- GIVEN INSTRUCTION: Using the material below, copy every line where "name" appears.

start GIVEN ENTRIES

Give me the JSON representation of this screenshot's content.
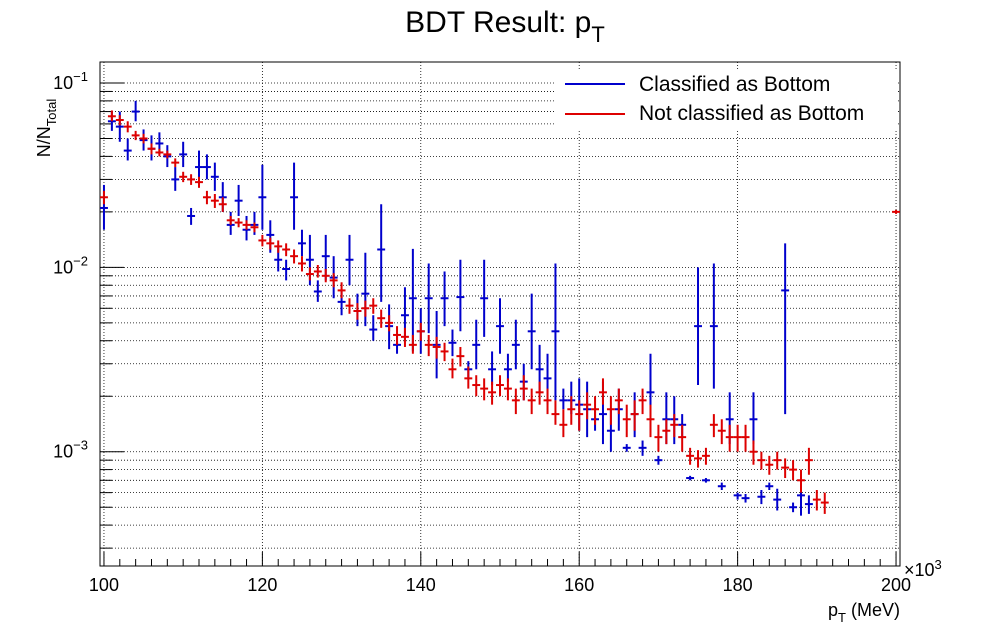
{
  "chart_data": {
    "type": "scatter",
    "title": "BDT Result: p",
    "title_sub": "T",
    "xlabel_main": "p",
    "xlabel_sub": "T",
    "xlabel_unit": " (MeV)",
    "ylabel_main": "N/N",
    "ylabel_sub": "Total",
    "x_multiplier": "×10",
    "x_multiplier_exp": "3",
    "xlim": [
      99.5,
      200.5
    ],
    "ylim": [
      0.00024,
      0.13
    ],
    "y_scale": "log",
    "grid": true,
    "legend_position": "top-right",
    "x_tick_labels": [
      "100",
      "120",
      "140",
      "160",
      "180",
      "200"
    ],
    "y_tick_labels": [
      {
        "base": "10",
        "exp": "−1",
        "value": 0.1
      },
      {
        "base": "10",
        "exp": "−2",
        "value": 0.01
      },
      {
        "base": "10",
        "exp": "−3",
        "value": 0.001
      }
    ],
    "bin_width": 1,
    "series": [
      {
        "name": "Classified as Bottom",
        "color": "#0000cc",
        "points": [
          [
            100,
            0.021,
            0.016,
            0.028
          ],
          [
            101,
            0.062,
            0.055,
            0.07
          ],
          [
            102,
            0.058,
            0.048,
            0.07
          ],
          [
            103,
            0.043,
            0.038,
            0.05
          ],
          [
            104,
            0.07,
            0.062,
            0.08
          ],
          [
            105,
            0.049,
            0.043,
            0.056
          ],
          [
            106,
            0.044,
            0.038,
            0.052
          ],
          [
            107,
            0.047,
            0.041,
            0.054
          ],
          [
            108,
            0.04,
            0.035,
            0.046
          ],
          [
            109,
            0.03,
            0.026,
            0.035
          ],
          [
            110,
            0.041,
            0.035,
            0.048
          ],
          [
            111,
            0.019,
            0.017,
            0.021
          ],
          [
            112,
            0.035,
            0.029,
            0.043
          ],
          [
            113,
            0.035,
            0.03,
            0.041
          ],
          [
            114,
            0.031,
            0.026,
            0.037
          ],
          [
            115,
            0.024,
            0.02,
            0.029
          ],
          [
            116,
            0.017,
            0.015,
            0.02
          ],
          [
            117,
            0.023,
            0.019,
            0.028
          ],
          [
            118,
            0.016,
            0.014,
            0.019
          ],
          [
            119,
            0.017,
            0.015,
            0.02
          ],
          [
            120,
            0.024,
            0.016,
            0.036
          ],
          [
            121,
            0.015,
            0.012,
            0.018
          ],
          [
            122,
            0.011,
            0.0095,
            0.013
          ],
          [
            123,
            0.0098,
            0.0085,
            0.011
          ],
          [
            124,
            0.024,
            0.016,
            0.037
          ],
          [
            125,
            0.0135,
            0.0115,
            0.016
          ],
          [
            126,
            0.011,
            0.008,
            0.015
          ],
          [
            127,
            0.0074,
            0.0065,
            0.0085
          ],
          [
            128,
            0.0115,
            0.0085,
            0.015
          ],
          [
            129,
            0.0088,
            0.0068,
            0.0115
          ],
          [
            130,
            0.0065,
            0.0055,
            0.0075
          ],
          [
            131,
            0.011,
            0.008,
            0.015
          ],
          [
            132,
            0.0058,
            0.0048,
            0.0072
          ],
          [
            133,
            0.0072,
            0.0048,
            0.012
          ],
          [
            134,
            0.0046,
            0.004,
            0.0055
          ],
          [
            135,
            0.0125,
            0.0065,
            0.022
          ],
          [
            136,
            0.0048,
            0.0036,
            0.0063
          ],
          [
            137,
            0.0038,
            0.0034,
            0.0043
          ],
          [
            138,
            0.0055,
            0.004,
            0.0078
          ],
          [
            139,
            0.0068,
            0.0035,
            0.0126
          ],
          [
            140,
            0.0045,
            0.0034,
            0.006
          ],
          [
            141,
            0.0068,
            0.0044,
            0.0105
          ],
          [
            142,
            0.0038,
            0.0025,
            0.0058
          ],
          [
            143,
            0.0068,
            0.0048,
            0.0095
          ],
          [
            144,
            0.0039,
            0.0033,
            0.0046
          ],
          [
            145,
            0.0069,
            0.0045,
            0.011
          ],
          [
            146,
            0.0028,
            0.0025,
            0.0031
          ],
          [
            147,
            0.0038,
            0.0028,
            0.0052
          ],
          [
            148,
            0.0068,
            0.0042,
            0.011
          ],
          [
            149,
            0.0028,
            0.0023,
            0.0035
          ],
          [
            150,
            0.0048,
            0.0034,
            0.0068
          ],
          [
            151,
            0.0028,
            0.0024,
            0.0034
          ],
          [
            152,
            0.0038,
            0.0028,
            0.0052
          ],
          [
            153,
            0.0024,
            0.0019,
            0.003
          ],
          [
            154,
            0.0045,
            0.0028,
            0.0072
          ],
          [
            155,
            0.0028,
            0.0021,
            0.0038
          ],
          [
            156,
            0.0025,
            0.0018,
            0.0034
          ],
          [
            157,
            0.0045,
            0.0019,
            0.0105
          ],
          [
            158,
            0.0019,
            0.0017,
            0.0022
          ],
          [
            159,
            0.0019,
            0.0016,
            0.0024
          ],
          [
            160,
            0.0018,
            0.0013,
            0.0025
          ],
          [
            161,
            0.0017,
            0.0012,
            0.0024
          ],
          [
            162,
            0.0015,
            0.0013,
            0.0017
          ],
          [
            163,
            0.0016,
            0.0011,
            0.0024
          ],
          [
            164,
            0.0013,
            0.001,
            0.0017
          ],
          [
            165,
            0.0017,
            0.0013,
            0.0022
          ],
          [
            166,
            0.00105,
            0.001,
            0.0011
          ],
          [
            167,
            0.0016,
            0.0012,
            0.0021
          ],
          [
            168,
            0.00105,
            0.00095,
            0.00115
          ],
          [
            169,
            0.0021,
            0.0013,
            0.0034
          ],
          [
            170,
            0.0009,
            0.00085,
            0.00095
          ],
          [
            171,
            0.0015,
            0.0011,
            0.0021
          ],
          [
            172,
            0.0015,
            0.0011,
            0.002
          ],
          [
            173,
            0.0014,
            0.0012,
            0.0016
          ],
          [
            174,
            0.00072,
            0.0007,
            0.00074
          ],
          [
            175,
            0.0048,
            0.0023,
            0.01
          ],
          [
            176,
            0.0007,
            0.00068,
            0.00072
          ],
          [
            177,
            0.0048,
            0.0022,
            0.0105
          ],
          [
            178,
            0.00065,
            0.00062,
            0.00068
          ],
          [
            179,
            0.0015,
            0.0011,
            0.0021
          ],
          [
            180,
            0.00058,
            0.00055,
            0.0006
          ],
          [
            181,
            0.00056,
            0.00053,
            0.00059
          ],
          [
            182,
            0.0015,
            0.0011,
            0.0021
          ],
          [
            183,
            0.00057,
            0.00052,
            0.00062
          ],
          [
            184,
            0.00065,
            0.00062,
            0.00068
          ],
          [
            185,
            0.00055,
            0.00048,
            0.00063
          ],
          [
            186,
            0.0075,
            0.0016,
            0.0135
          ],
          [
            187,
            0.0005,
            0.00047,
            0.00053
          ],
          [
            188,
            0.00058,
            0.00045,
            0.00074
          ],
          [
            189,
            0.00052,
            0.00046,
            0.00058
          ]
        ]
      },
      {
        "name": "Not classified as Bottom",
        "color": "#dd0000",
        "points": [
          [
            100,
            0.024,
            0.022,
            0.026
          ],
          [
            101,
            0.066,
            0.062,
            0.071
          ],
          [
            102,
            0.063,
            0.059,
            0.067
          ],
          [
            103,
            0.058,
            0.054,
            0.062
          ],
          [
            104,
            0.052,
            0.049,
            0.055
          ],
          [
            105,
            0.05,
            0.047,
            0.053
          ],
          [
            106,
            0.044,
            0.041,
            0.047
          ],
          [
            107,
            0.042,
            0.04,
            0.044
          ],
          [
            108,
            0.041,
            0.039,
            0.043
          ],
          [
            109,
            0.037,
            0.035,
            0.039
          ],
          [
            110,
            0.031,
            0.029,
            0.033
          ],
          [
            111,
            0.03,
            0.028,
            0.032
          ],
          [
            112,
            0.029,
            0.027,
            0.031
          ],
          [
            113,
            0.024,
            0.022,
            0.026
          ],
          [
            114,
            0.023,
            0.021,
            0.025
          ],
          [
            115,
            0.022,
            0.02,
            0.024
          ],
          [
            116,
            0.018,
            0.017,
            0.019
          ],
          [
            117,
            0.0175,
            0.0165,
            0.0185
          ],
          [
            118,
            0.017,
            0.016,
            0.018
          ],
          [
            119,
            0.0165,
            0.0155,
            0.0175
          ],
          [
            120,
            0.014,
            0.013,
            0.015
          ],
          [
            121,
            0.0135,
            0.0125,
            0.0145
          ],
          [
            122,
            0.013,
            0.012,
            0.014
          ],
          [
            123,
            0.0125,
            0.0115,
            0.0135
          ],
          [
            124,
            0.0115,
            0.0105,
            0.0125
          ],
          [
            125,
            0.0105,
            0.0095,
            0.0115
          ],
          [
            126,
            0.0092,
            0.0085,
            0.01
          ],
          [
            127,
            0.0095,
            0.0088,
            0.0103
          ],
          [
            128,
            0.009,
            0.0083,
            0.0098
          ],
          [
            129,
            0.0085,
            0.0078,
            0.0093
          ],
          [
            130,
            0.0075,
            0.0068,
            0.0083
          ],
          [
            131,
            0.0062,
            0.0056,
            0.0068
          ],
          [
            132,
            0.0058,
            0.0052,
            0.0064
          ],
          [
            133,
            0.006,
            0.0054,
            0.0066
          ],
          [
            134,
            0.0062,
            0.0056,
            0.0068
          ],
          [
            135,
            0.0053,
            0.0047,
            0.0059
          ],
          [
            136,
            0.005,
            0.0045,
            0.0055
          ],
          [
            137,
            0.0043,
            0.0038,
            0.0048
          ],
          [
            138,
            0.0042,
            0.0037,
            0.0047
          ],
          [
            139,
            0.0038,
            0.0034,
            0.0043
          ],
          [
            140,
            0.0045,
            0.004,
            0.005
          ],
          [
            141,
            0.0038,
            0.0033,
            0.0043
          ],
          [
            142,
            0.0037,
            0.0032,
            0.0042
          ],
          [
            143,
            0.0035,
            0.0031,
            0.0039
          ],
          [
            144,
            0.0028,
            0.0025,
            0.0032
          ],
          [
            145,
            0.0033,
            0.0029,
            0.0037
          ],
          [
            146,
            0.0025,
            0.0022,
            0.0029
          ],
          [
            147,
            0.0023,
            0.002,
            0.0026
          ],
          [
            148,
            0.0022,
            0.0019,
            0.0025
          ],
          [
            149,
            0.0021,
            0.0018,
            0.0024
          ],
          [
            150,
            0.0023,
            0.002,
            0.0026
          ],
          [
            151,
            0.0022,
            0.0019,
            0.0025
          ],
          [
            152,
            0.0019,
            0.0016,
            0.0022
          ],
          [
            153,
            0.0022,
            0.0019,
            0.0026
          ],
          [
            154,
            0.0019,
            0.0016,
            0.0022
          ],
          [
            155,
            0.0021,
            0.0018,
            0.0024
          ],
          [
            156,
            0.0019,
            0.0016,
            0.0022
          ],
          [
            157,
            0.0016,
            0.0014,
            0.0019
          ],
          [
            158,
            0.0014,
            0.0012,
            0.0017
          ],
          [
            159,
            0.0017,
            0.0014,
            0.002
          ],
          [
            160,
            0.0016,
            0.0013,
            0.0019
          ],
          [
            161,
            0.0018,
            0.0015,
            0.0021
          ],
          [
            162,
            0.0017,
            0.0014,
            0.002
          ],
          [
            163,
            0.0021,
            0.0018,
            0.0025
          ],
          [
            164,
            0.0017,
            0.0014,
            0.002
          ],
          [
            165,
            0.0019,
            0.0016,
            0.0022
          ],
          [
            166,
            0.0015,
            0.0012,
            0.0018
          ],
          [
            167,
            0.0016,
            0.0013,
            0.0019
          ],
          [
            168,
            0.0019,
            0.0016,
            0.0022
          ],
          [
            169,
            0.0015,
            0.0012,
            0.0018
          ],
          [
            170,
            0.0012,
            0.001,
            0.0014
          ],
          [
            171,
            0.0013,
            0.0011,
            0.0015
          ],
          [
            172,
            0.0014,
            0.0012,
            0.0016
          ],
          [
            173,
            0.0012,
            0.001,
            0.0014
          ],
          [
            174,
            0.00095,
            0.00085,
            0.00105
          ],
          [
            175,
            0.00092,
            0.00082,
            0.00102
          ],
          [
            176,
            0.00095,
            0.00085,
            0.00105
          ],
          [
            177,
            0.0014,
            0.0012,
            0.0016
          ],
          [
            178,
            0.0013,
            0.0011,
            0.0015
          ],
          [
            179,
            0.0012,
            0.001,
            0.0014
          ],
          [
            180,
            0.0012,
            0.001,
            0.0014
          ],
          [
            181,
            0.0012,
            0.001,
            0.0014
          ],
          [
            182,
            0.001,
            0.00085,
            0.00115
          ],
          [
            183,
            0.0009,
            0.0008,
            0.001
          ],
          [
            184,
            0.00085,
            0.00075,
            0.00095
          ],
          [
            185,
            0.0009,
            0.0008,
            0.001
          ],
          [
            186,
            0.00082,
            0.00072,
            0.00092
          ],
          [
            187,
            0.0008,
            0.0007,
            0.0009
          ],
          [
            188,
            0.0007,
            0.0006,
            0.0008
          ],
          [
            189,
            0.0009,
            0.00075,
            0.00105
          ],
          [
            190,
            0.00055,
            0.00048,
            0.00062
          ],
          [
            191,
            0.00053,
            0.00046,
            0.0006
          ],
          [
            200,
            0.02,
            0.0195,
            0.0205
          ]
        ]
      }
    ]
  }
}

end GIVEN ENTRIES

- TASK RESULT:
        "name": "Classified as Bottom",
        "name": "Not classified as Bottom",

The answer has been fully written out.